The exercise | Word for word, print each line of the listing below; pictures stay out.

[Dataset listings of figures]
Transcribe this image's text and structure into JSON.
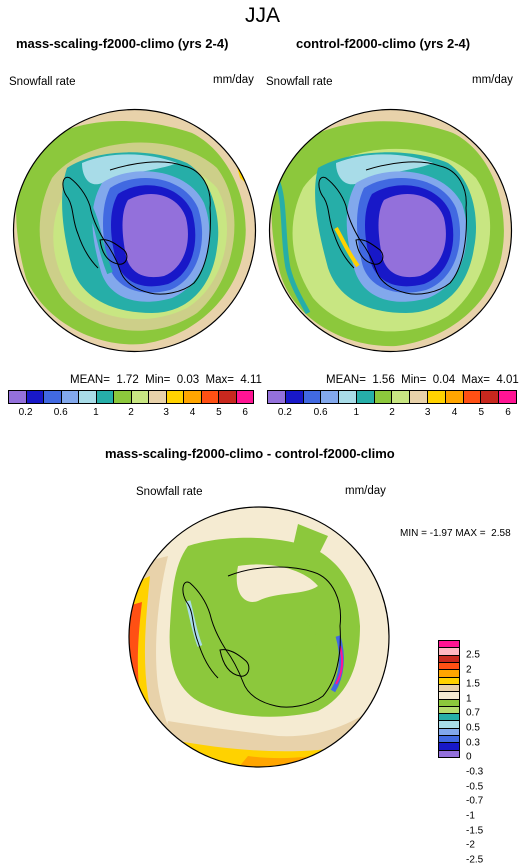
{
  "figure": {
    "title": "JJA"
  },
  "panels": [
    {
      "title": "mass-scaling-f2000-climo (yrs 2-4)",
      "variable": "Snowfall rate",
      "units": "mm/day",
      "stats": {
        "mean_label": "MEAN=",
        "mean": "1.72",
        "min_label": "Min=",
        "min": "0.03",
        "max_label": "Max=",
        "max": "4.11"
      }
    },
    {
      "title": "control-f2000-climo (yrs 2-4)",
      "variable": "Snowfall rate",
      "units": "mm/day",
      "stats": {
        "mean_label": "MEAN=",
        "mean": "1.56",
        "min_label": "Min=",
        "min": "0.04",
        "max_label": "Max=",
        "max": "4.01"
      }
    },
    {
      "title": "mass-scaling-f2000-climo - control-f2000-climo",
      "variable": "Snowfall rate",
      "units": "mm/day",
      "stats": {
        "min_label": "MIN =",
        "min": "-1.97",
        "max_label": "MAX =",
        "max": "2.58"
      }
    }
  ],
  "colorbar_top": {
    "colors": [
      "#9370db",
      "#1818c8",
      "#4169e1",
      "#82a8ec",
      "#a8dce8",
      "#26aea8",
      "#8cc83c",
      "#c8e682",
      "#e8d2aa",
      "#ffd200",
      "#ffa500",
      "#ff5014",
      "#c8281e",
      "#ff1493"
    ],
    "labels": [
      "0.2",
      "0.6",
      "1",
      "2",
      "3",
      "4",
      "5",
      "6"
    ]
  },
  "colorbar_diff": {
    "colors": [
      "#ff1493",
      "#ffb6c1",
      "#c8281e",
      "#ff5014",
      "#ffa500",
      "#ffd200",
      "#e8d2aa",
      "#f5ebd2",
      "#8cc83c",
      "#b4dc6e",
      "#26aea8",
      "#a8dce8",
      "#82a8ec",
      "#4169e1",
      "#1818c8",
      "#9370db"
    ],
    "labels": [
      "2.5",
      "2",
      "1.5",
      "1",
      "0.7",
      "0.5",
      "0.3",
      "0",
      "-0.3",
      "-0.5",
      "-0.7",
      "-1",
      "-1.5",
      "-2",
      "-2.5"
    ]
  }
}
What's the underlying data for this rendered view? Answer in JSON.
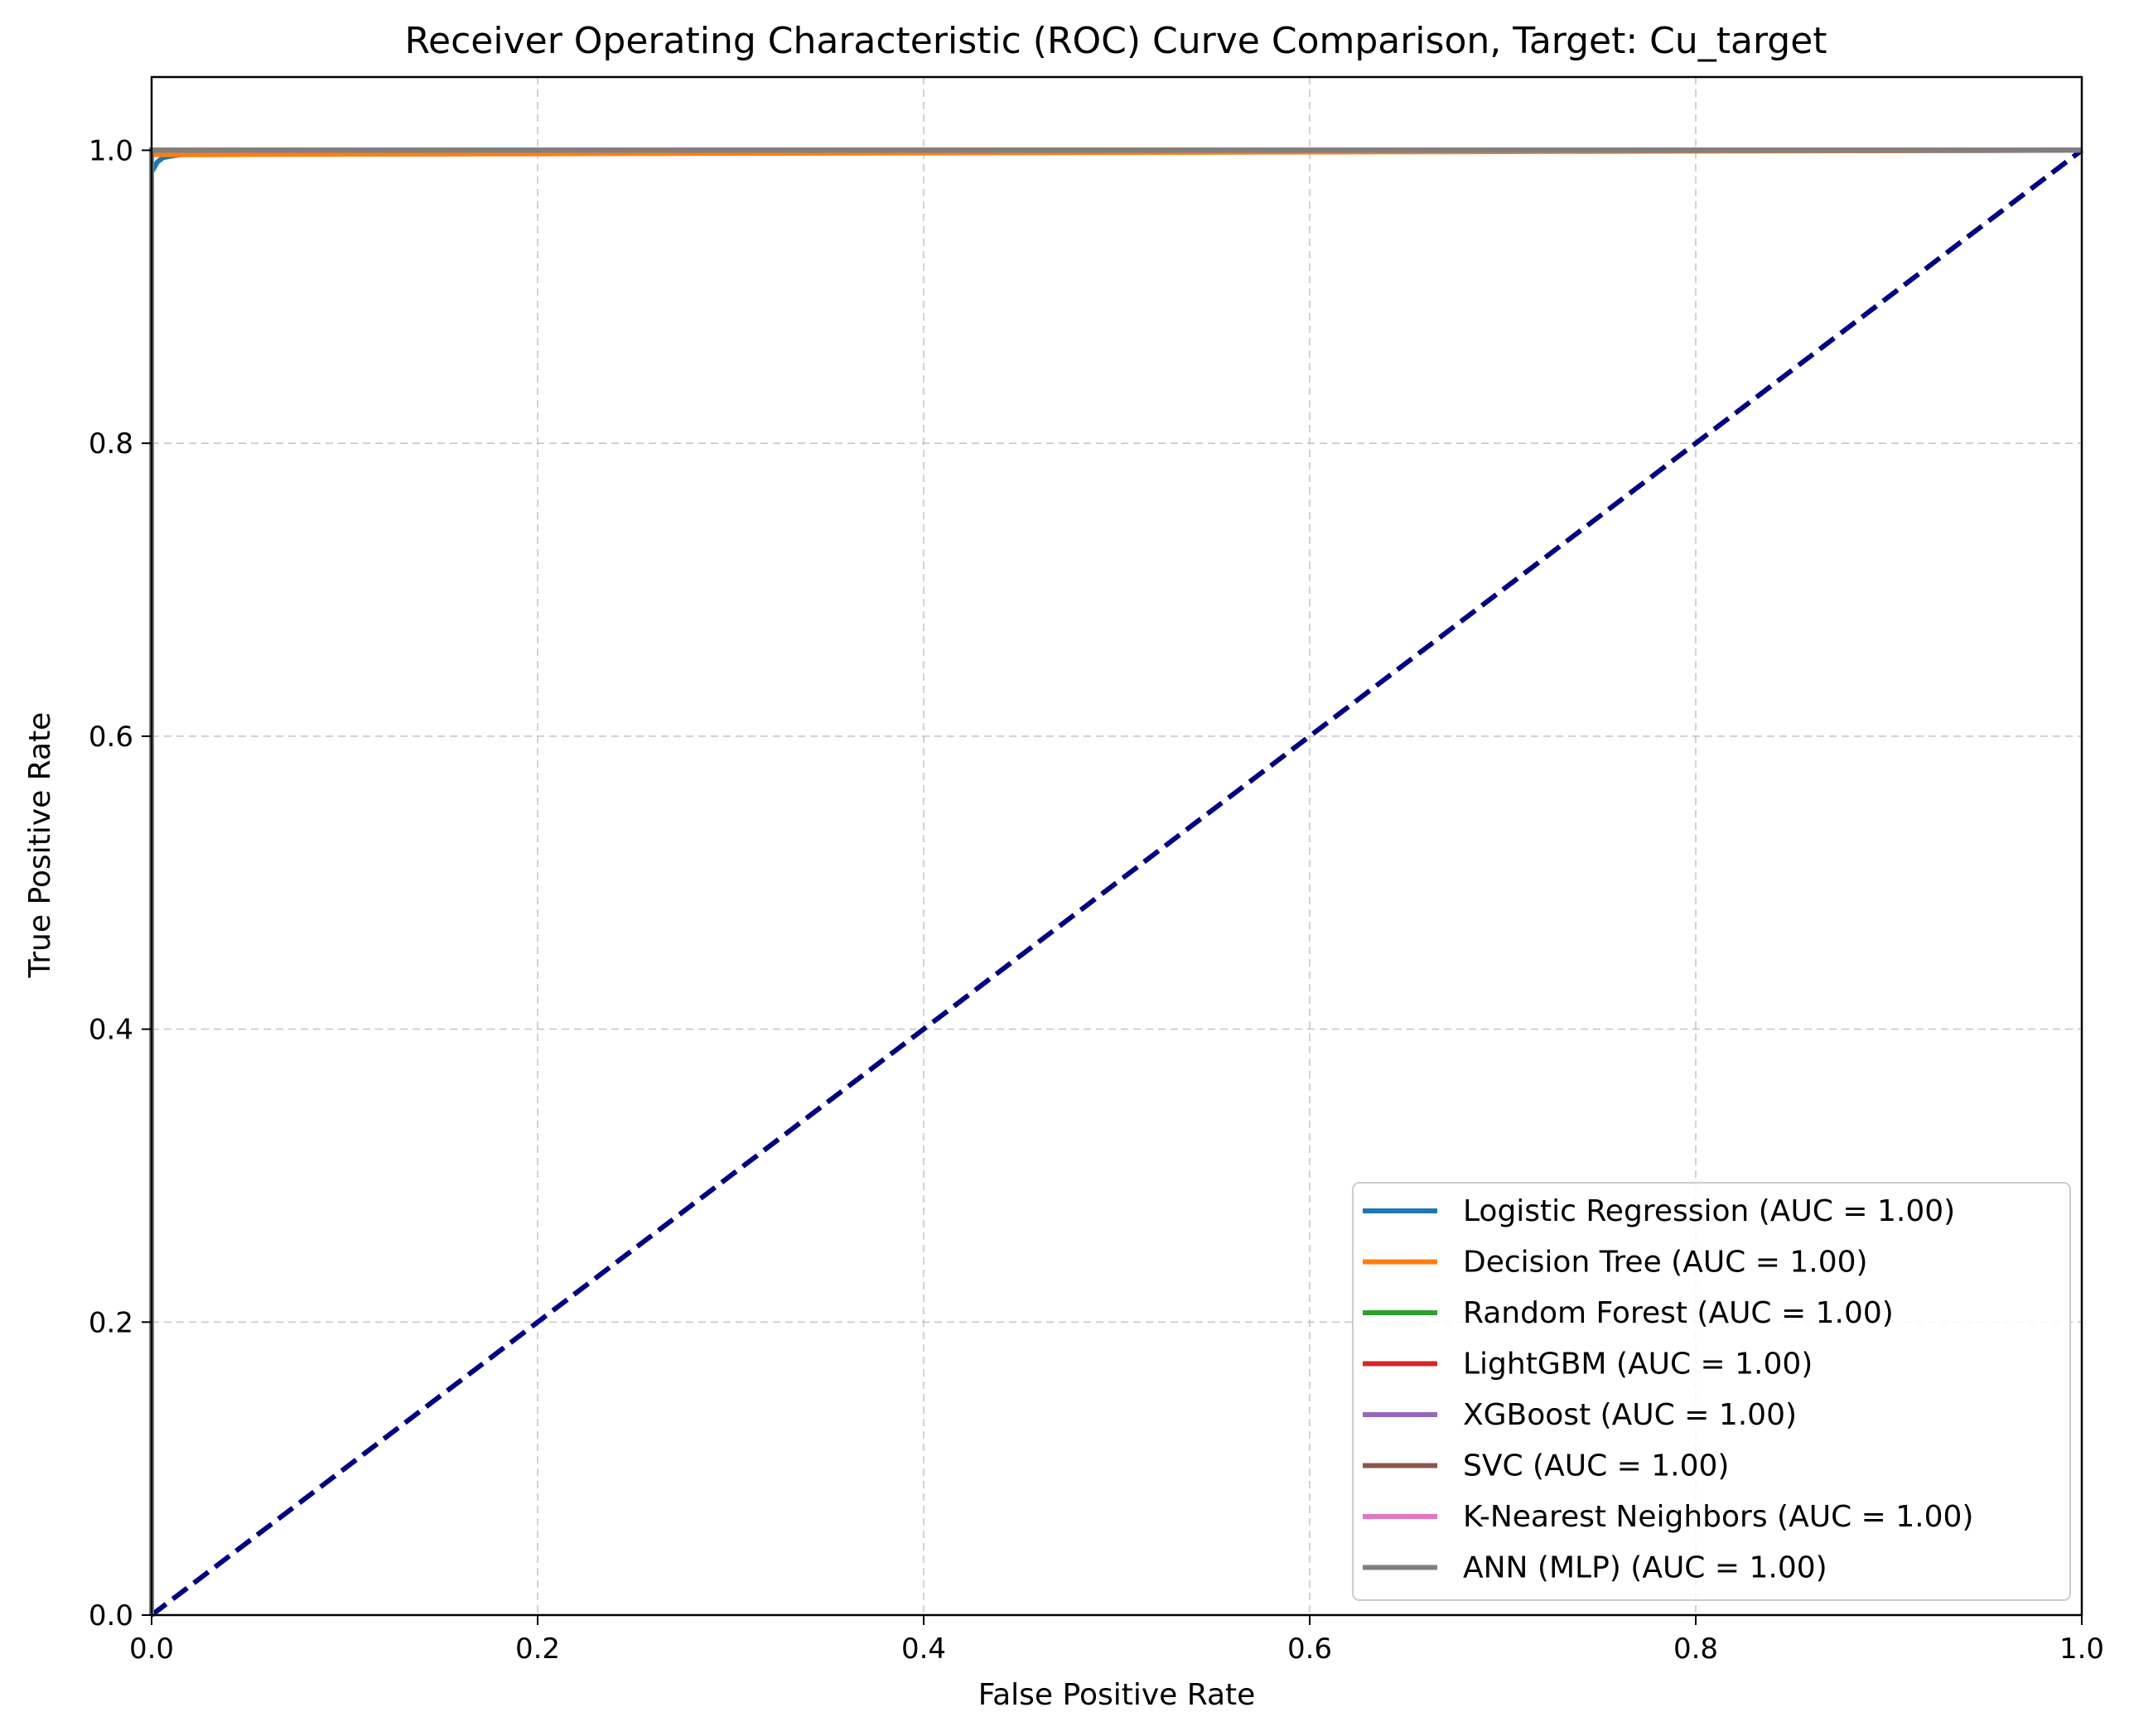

Written response |
Transcribe this image's text and structure into JSON.
{
  "figure": {
    "title": "JJA"
  },
  "panels": [
    {
      "title": "mass-scaling-f2000-climo (yrs 2-4)",
      "variable": "Snowfall rate",
      "units": "mm/day",
      "stats": {
        "mean_label": "MEAN=",
        "mean": "1.72",
        "min_label": "Min=",
        "min": "0.03",
        "max_label": "Max=",
        "max": "4.11"
      }
    },
    {
      "title": "control-f2000-climo (yrs 2-4)",
      "variable": "Snowfall rate",
      "units": "mm/day",
      "stats": {
        "mean_label": "MEAN=",
        "mean": "1.56",
        "min_label": "Min=",
        "min": "0.04",
        "max_label": "Max=",
        "max": "4.01"
      }
    },
    {
      "title": "mass-scaling-f2000-climo - control-f2000-climo",
      "variable": "Snowfall rate",
      "units": "mm/day",
      "stats": {
        "min_label": "MIN =",
        "min": "-1.97",
        "max_label": "MAX =",
        "max": "2.58"
      }
    }
  ],
  "colorbar_top": {
    "colors": [
      "#9370db",
      "#1818c8",
      "#4169e1",
      "#82a8ec",
      "#a8dce8",
      "#26aea8",
      "#8cc83c",
      "#c8e682",
      "#e8d2aa",
      "#ffd200",
      "#ffa500",
      "#ff5014",
      "#c8281e",
      "#ff1493"
    ],
    "labels": [
      "0.2",
      "0.6",
      "1",
      "2",
      "3",
      "4",
      "5",
      "6"
    ]
  },
  "colorbar_diff": {
    "colors": [
      "#ff1493",
      "#ffb6c1",
      "#c8281e",
      "#ff5014",
      "#ffa500",
      "#ffd200",
      "#e8d2aa",
      "#f5ebd2",
      "#8cc83c",
      "#b4dc6e",
      "#26aea8",
      "#a8dce8",
      "#82a8ec",
      "#4169e1",
      "#1818c8",
      "#9370db"
    ],
    "labels": [
      "2.5",
      "2",
      "1.5",
      "1",
      "0.7",
      "0.5",
      "0.3",
      "0",
      "-0.3",
      "-0.5",
      "-0.7",
      "-1",
      "-1.5",
      "-2",
      "-2.5"
    ]
  }
}
What's the underlying data for this rendered view? Answer in JSON.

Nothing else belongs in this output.